Aim of the task -> Convert every line of the listing below into a numbered list, omitting blank lines and leaving out the pictures.

Given records ->
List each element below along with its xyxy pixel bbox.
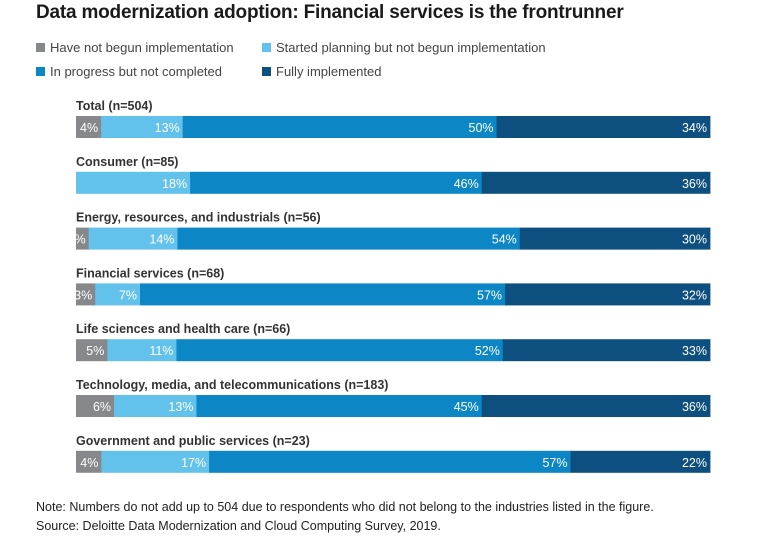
- bar-segment-not-begun: [76, 339, 108, 362]
- data-label: 30%: [682, 233, 707, 247]
- legend-label-not-begun: Have not begun implementation: [50, 40, 234, 55]
- bar-segment-in-progress: [177, 227, 521, 250]
- data-label: 33%: [682, 344, 707, 358]
- data-label: 34%: [682, 121, 707, 135]
- bar-segment-started-planning: [107, 339, 177, 362]
- legend-label-in-progress: In progress but not completed: [50, 64, 222, 79]
- bar-segment-in-progress: [176, 339, 504, 362]
- legend-item-fully-implemented: Fully implemented: [262, 64, 382, 79]
- bar-segment-fully-implemented: [570, 450, 711, 473]
- category-label: Life sciences and health care (n=66): [76, 322, 290, 336]
- bar-segment-started-planning: [88, 227, 178, 250]
- bar-segment-fully-implemented: [481, 171, 711, 194]
- bar-segment-started-planning: [114, 395, 197, 417]
- bar-segment-started-planning: [76, 171, 191, 194]
- legend-label-fully-implemented: Fully implemented: [276, 64, 382, 79]
- bar-segment-in-progress: [140, 283, 506, 306]
- data-label: 13%: [168, 400, 193, 414]
- bar-segment-not-begun: [76, 283, 96, 306]
- legend-label-started-planning: Started planning but not begun implement…: [276, 40, 546, 55]
- bar-segment-fully-implemented: [496, 116, 711, 138]
- data-label: 6%: [93, 400, 111, 414]
- legend-swatch-fully-implemented: [262, 67, 271, 76]
- bar-segment-started-planning: [101, 116, 184, 138]
- data-label: 54%: [492, 233, 517, 247]
- bar-segment-fully-implemented: [519, 227, 711, 250]
- category-label: Government and public services (n=23): [76, 434, 310, 448]
- note-text: Note: Numbers do not add up to 504 due t…: [36, 500, 654, 514]
- category-label: Financial services (n=68): [76, 266, 224, 280]
- bar-segment-started-planning: [101, 450, 210, 473]
- data-label: 50%: [469, 121, 494, 135]
- footnotes: Note: Numbers do not add up to 504 due t…: [36, 498, 654, 536]
- data-label: 13%: [155, 121, 180, 135]
- data-label: 32%: [682, 288, 707, 302]
- bar-segment-started-planning: [95, 283, 141, 306]
- bar-segment-in-progress: [182, 116, 497, 138]
- data-label: 18%: [162, 177, 187, 191]
- chart-title: Data modernization adoption: Financial s…: [36, 2, 624, 23]
- category-label: Technology, media, and telecommunication…: [76, 378, 388, 392]
- data-label: 5%: [86, 344, 104, 358]
- bar-segment-not-begun: [76, 227, 90, 250]
- category-label: Total (n=504): [76, 99, 153, 113]
- legend-swatch-not-begun: [36, 43, 45, 52]
- stacked-bar-chart: Total (n=504) 4% 13% 50% 34% Consumer (n=85) 1…: [68, 99, 711, 473]
- bar-segment-fully-implemented: [502, 339, 711, 362]
- data-label: 52%: [475, 344, 500, 358]
- legend-item-started-planning: Started planning but not begun implement…: [262, 40, 546, 55]
- data-label: 4%: [80, 456, 98, 470]
- data-label: 11%: [149, 344, 173, 358]
- data-label: 3%: [74, 288, 92, 302]
- bar-segment-fully-implemented: [481, 395, 711, 417]
- data-label: 17%: [181, 456, 206, 470]
- legend-swatch-in-progress: [36, 67, 45, 76]
- data-label: 36%: [682, 400, 707, 414]
- data-label: 57%: [477, 288, 502, 302]
- bar-segment-not-begun: [76, 395, 115, 417]
- data-label: 45%: [454, 400, 479, 414]
- data-label: 22%: [682, 456, 707, 470]
- legend-swatch-started-planning: [262, 43, 271, 52]
- data-label: 2%: [68, 233, 86, 247]
- data-label: 4%: [80, 121, 98, 135]
- legend-item-in-progress: In progress but not completed: [36, 64, 222, 79]
- data-label: 14%: [149, 233, 174, 247]
- data-label: 57%: [542, 456, 567, 470]
- bar-segment-in-progress: [196, 395, 483, 417]
- data-label: 46%: [454, 177, 479, 191]
- data-label: 36%: [682, 177, 707, 191]
- source-text: Source: Deloitte Data Modernization and …: [36, 519, 441, 533]
- category-label: Energy, resources, and industrials (n=56…: [76, 211, 321, 225]
- bar-segment-not-begun: [76, 116, 102, 138]
- category-label: Consumer (n=85): [76, 155, 178, 169]
- bar-segment-in-progress: [209, 450, 571, 473]
- data-label: 7%: [119, 288, 137, 302]
- legend-item-not-begun: Have not begun implementation: [36, 40, 234, 55]
- bar-segment-not-begun: [76, 450, 102, 473]
- bar-segment-fully-implemented: [505, 283, 711, 306]
- bar-segment-in-progress: [190, 171, 483, 194]
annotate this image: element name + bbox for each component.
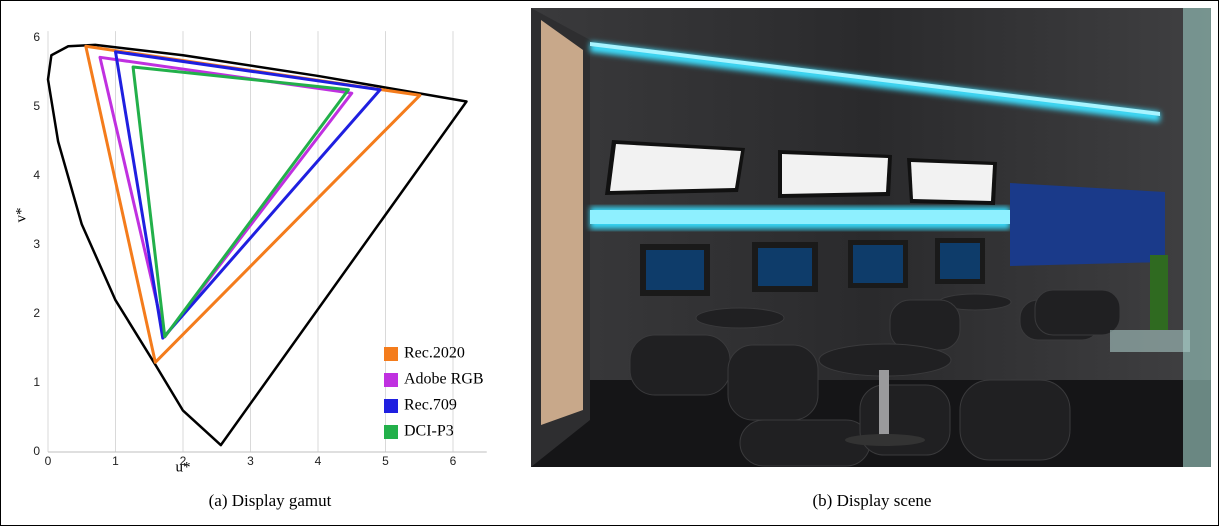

Result for this exercise ->
1. List each element below along with its xyxy pixel bbox.
2. - bar-segment-not-begun: [76, 339, 108, 362]
3. - data-label: 30%: [682, 233, 707, 247]
4. - legend-label-not-begun: Have not begun implementation: [50, 40, 234, 55]
5. - bar-segment-in-progress: [177, 227, 521, 250]
6. - data-label: 33%: [682, 344, 707, 358]
7. - data-label: 34%: [682, 121, 707, 135]
8. - bar-segment-started-planning: [107, 339, 177, 362]
9. - legend-label-in-progress: In progress but not completed: [50, 64, 222, 79]
10. - bar-segment-in-progress: [176, 339, 504, 362]
11. - legend-item-fully-implemented: Fully implemented: [262, 64, 382, 79]
12. - bar-segment-fully-implemented: [570, 450, 711, 473]
13. - category-label: Life sciences and health care (n=66): [76, 322, 290, 336]
14. - bar-segment-started-planning: [88, 227, 178, 250]
15. - bar-segment-fully-implemented: [481, 171, 711, 194]
16. - bar-segment-started-planning: [114, 395, 197, 417]
17. - bar-segment-started-planning: [76, 171, 191, 194]
18. - legend-label-fully-implemented: Fully implemented: [276, 64, 382, 79]
19. - bar-segment-in-progress: [140, 283, 506, 306]
20. - data-label: 13%: [168, 400, 193, 414]
21. - bar-segment-not-begun: [76, 283, 96, 306]
22. - legend-label-started-planning: Started planning but not begun implement…: [276, 40, 546, 55]
23. - bar-segment-fully-implemented: [496, 116, 711, 138]
24. - data-label: 6%: [93, 400, 111, 414]
25. - legend-swatch-fully-implemented: [262, 67, 271, 76]
26. - bar-segment-started-planning: [101, 116, 184, 138]
27. - data-label: 54%: [492, 233, 517, 247]
28. - bar-segment-fully-implemented: [519, 227, 711, 250]
29. - category-label: Government and public services (n=23): [76, 434, 310, 448]
30. - note-text: Note: Numbers do not add up to 504 due t…: [36, 500, 654, 514]
31. - category-label: Financial services (n=68): [76, 266, 224, 280]
32. - bar-segment-started-planning: [101, 450, 210, 473]
33. - data-label: 50%: [469, 121, 494, 135]
34. - footnotes: Note: Numbers do not add up to 504 due t…: [36, 498, 654, 536]
35. - data-label: 13%: [155, 121, 180, 135]
36. - data-label: 32%: [682, 288, 707, 302]
37. - bar-segment-started-planning: [95, 283, 141, 306]
38. - bar-segment-in-progress: [182, 116, 497, 138]
39. - data-label: 18%: [162, 177, 187, 191]
40. - chart-title: Data modernization adoption: Financial s…: [36, 2, 624, 23]
41. - category-label: Technology, media, and telecommunication…: [76, 378, 388, 392]
42. - data-label: 5%: [86, 344, 104, 358]
43. - bar-segment-not-begun: [76, 227, 90, 250]
44. - category-label: Total (n=504): [76, 99, 153, 113]
45. - legend-swatch-not-begun: [36, 43, 45, 52]
46. - stacked-bar-chart: Total (n=504) 4% 13% 50% 34% Consumer (n=85) 1…: [68, 99, 711, 473]
47. - bar-segment-fully-implemented: [502, 339, 711, 362]
48. - data-label: 52%: [475, 344, 500, 358]
49. - legend-item-started-planning: Started planning but not begun implement…: [262, 40, 546, 55]
50. - data-label: 4%: [80, 456, 98, 470]
51. - data-label: 11%: [149, 344, 173, 358]
52. - data-label: 3%: [74, 288, 92, 302]
53. - bar-segment-fully-implemented: [481, 395, 711, 417]
54. - data-label: 17%: [181, 456, 206, 470]
55. - legend-swatch-in-progress: [36, 67, 45, 76]
56. - data-label: 36%: [682, 400, 707, 414]
57. - data-label: 57%: [477, 288, 502, 302]
58. - bar-segment-not-begun: [76, 395, 115, 417]
59. - data-label: 45%: [454, 400, 479, 414]
60. - data-label: 22%: [682, 456, 707, 470]
61. - legend-swatch-started-planning: [262, 43, 271, 52]
62. - data-label: 2%: [68, 233, 86, 247]
63. - data-label: 4%: [80, 121, 98, 135]
64. - legend-item-in-progress: In progress but not completed: [36, 64, 222, 79]
65. - data-label: 14%: [149, 233, 174, 247]
66. - data-label: 57%: [542, 456, 567, 470]
67. - bar-segment-in-progress: [196, 395, 483, 417]
68. - data-label: 46%: [454, 177, 479, 191]
69. - data-label: 36%: [682, 177, 707, 191]
70. - source-text: Source: Deloitte Data Modernization and …: [36, 519, 441, 533]
71. - category-label: Energy, resources, and industrials (n=56…: [76, 211, 321, 225]
72. - bar-segment-not-begun: [76, 116, 102, 138]
73. - category-label: Consumer (n=85): [76, 155, 178, 169]
74. - bar-segment-in-progress: [209, 450, 571, 473]
75. - data-label: 7%: [119, 288, 137, 302]
76. - legend-item-not-begun: Have not begun implementation: [36, 40, 234, 55]
77. - bar-segment-not-begun: [76, 450, 102, 473]
78. - bar-segment-fully-implemented: [505, 283, 711, 306]
79. - bar-segment-in-progress: [190, 171, 483, 194]
80. annotate this image: element name + bbox for each component.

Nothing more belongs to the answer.